START Supplied data

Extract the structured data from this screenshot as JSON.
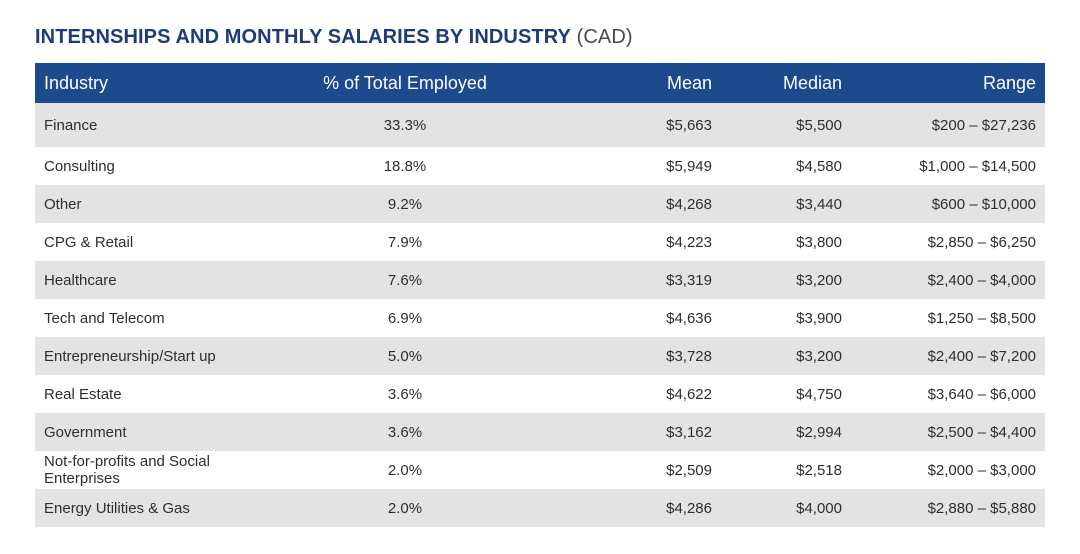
{
  "title": {
    "main": "INTERNSHIPS AND MONTHLY SALARIES BY INDUSTRY",
    "suffix": "(CAD)"
  },
  "table": {
    "headers": {
      "industry": "Industry",
      "percent": "% of Total Employed",
      "mean": "Mean",
      "median": "Median",
      "range": "Range"
    },
    "rows": [
      {
        "industry": "Finance",
        "percent": "33.3%",
        "mean": "$5,663",
        "median": "$5,500",
        "range": "$200 – $27,236"
      },
      {
        "industry": "Consulting",
        "percent": "18.8%",
        "mean": "$5,949",
        "median": "$4,580",
        "range": "$1,000 – $14,500"
      },
      {
        "industry": "Other",
        "percent": "9.2%",
        "mean": "$4,268",
        "median": "$3,440",
        "range": "$600 – $10,000"
      },
      {
        "industry": "CPG & Retail",
        "percent": "7.9%",
        "mean": "$4,223",
        "median": "$3,800",
        "range": "$2,850 – $6,250"
      },
      {
        "industry": "Healthcare",
        "percent": "7.6%",
        "mean": "$3,319",
        "median": "$3,200",
        "range": "$2,400 – $4,000"
      },
      {
        "industry": "Tech and Telecom",
        "percent": "6.9%",
        "mean": "$4,636",
        "median": "$3,900",
        "range": "$1,250 – $8,500"
      },
      {
        "industry": "Entrepreneurship/Start up",
        "percent": "5.0%",
        "mean": "$3,728",
        "median": "$3,200",
        "range": "$2,400 – $7,200"
      },
      {
        "industry": "Real Estate",
        "percent": "3.6%",
        "mean": "$4,622",
        "median": "$4,750",
        "range": "$3,640 – $6,000"
      },
      {
        "industry": "Government",
        "percent": "3.6%",
        "mean": "$3,162",
        "median": "$2,994",
        "range": "$2,500 – $4,400"
      },
      {
        "industry": "Not-for-profits and Social Enterprises",
        "percent": "2.0%",
        "mean": "$2,509",
        "median": "$2,518",
        "range": "$2,000 – $3,000"
      },
      {
        "industry": "Energy Utilities & Gas",
        "percent": "2.0%",
        "mean": "$4,286",
        "median": "$4,000",
        "range": "$2,880 – $5,880"
      }
    ]
  },
  "colors": {
    "title": "#1e3a78",
    "header_background": "#1d4a8c",
    "shaded_row": "#e3e3e4"
  }
}
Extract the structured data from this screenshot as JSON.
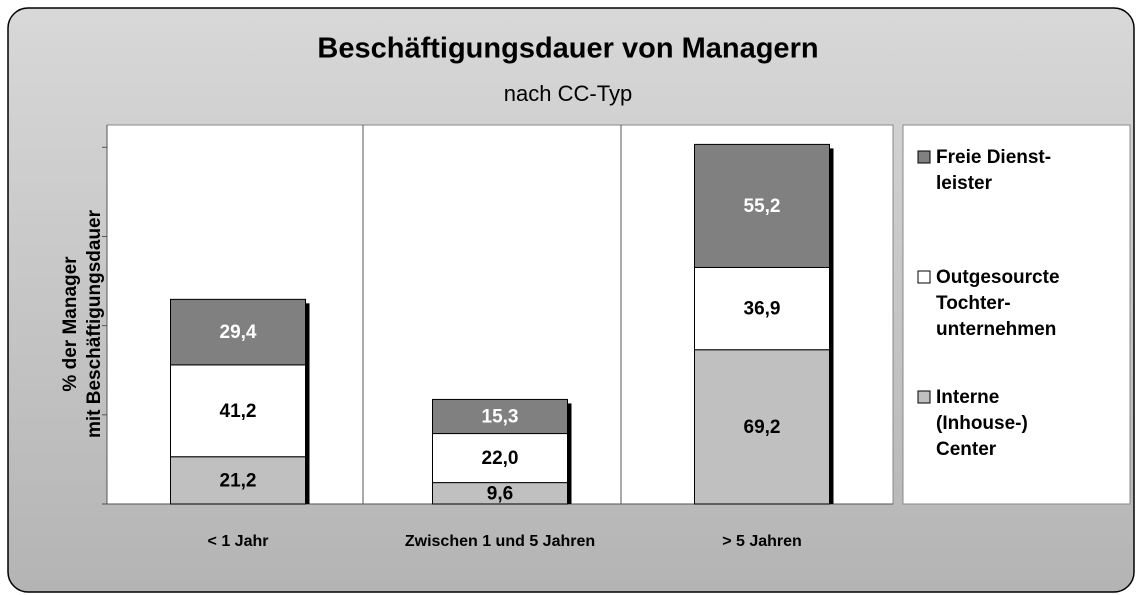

END Supplied data

**Task objective:**
Copy every entry exactly as written. Pictures are excluded.

**Worked answer:**
Extract the structured data from this screenshot as JSON.
{
  "title": {
    "main": "INTERNSHIPS AND MONTHLY SALARIES BY INDUSTRY",
    "suffix": "(CAD)"
  },
  "table": {
    "headers": {
      "industry": "Industry",
      "percent": "% of Total Employed",
      "mean": "Mean",
      "median": "Median",
      "range": "Range"
    },
    "rows": [
      {
        "industry": "Finance",
        "percent": "33.3%",
        "mean": "$5,663",
        "median": "$5,500",
        "range": "$200 – $27,236"
      },
      {
        "industry": "Consulting",
        "percent": "18.8%",
        "mean": "$5,949",
        "median": "$4,580",
        "range": "$1,000 – $14,500"
      },
      {
        "industry": "Other",
        "percent": "9.2%",
        "mean": "$4,268",
        "median": "$3,440",
        "range": "$600 – $10,000"
      },
      {
        "industry": "CPG & Retail",
        "percent": "7.9%",
        "mean": "$4,223",
        "median": "$3,800",
        "range": "$2,850 – $6,250"
      },
      {
        "industry": "Healthcare",
        "percent": "7.6%",
        "mean": "$3,319",
        "median": "$3,200",
        "range": "$2,400 – $4,000"
      },
      {
        "industry": "Tech and Telecom",
        "percent": "6.9%",
        "mean": "$4,636",
        "median": "$3,900",
        "range": "$1,250 – $8,500"
      },
      {
        "industry": "Entrepreneurship/Start up",
        "percent": "5.0%",
        "mean": "$3,728",
        "median": "$3,200",
        "range": "$2,400 – $7,200"
      },
      {
        "industry": "Real Estate",
        "percent": "3.6%",
        "mean": "$4,622",
        "median": "$4,750",
        "range": "$3,640 – $6,000"
      },
      {
        "industry": "Government",
        "percent": "3.6%",
        "mean": "$3,162",
        "median": "$2,994",
        "range": "$2,500 – $4,400"
      },
      {
        "industry": "Not-for-profits and Social Enterprises",
        "percent": "2.0%",
        "mean": "$2,509",
        "median": "$2,518",
        "range": "$2,000 – $3,000"
      },
      {
        "industry": "Energy Utilities & Gas",
        "percent": "2.0%",
        "mean": "$4,286",
        "median": "$4,000",
        "range": "$2,880 – $5,880"
      }
    ]
  },
  "colors": {
    "title": "#1e3a78",
    "header_background": "#1d4a8c",
    "shaded_row": "#e3e3e4"
  }
}
Extract the structured data from this screenshot as JSON.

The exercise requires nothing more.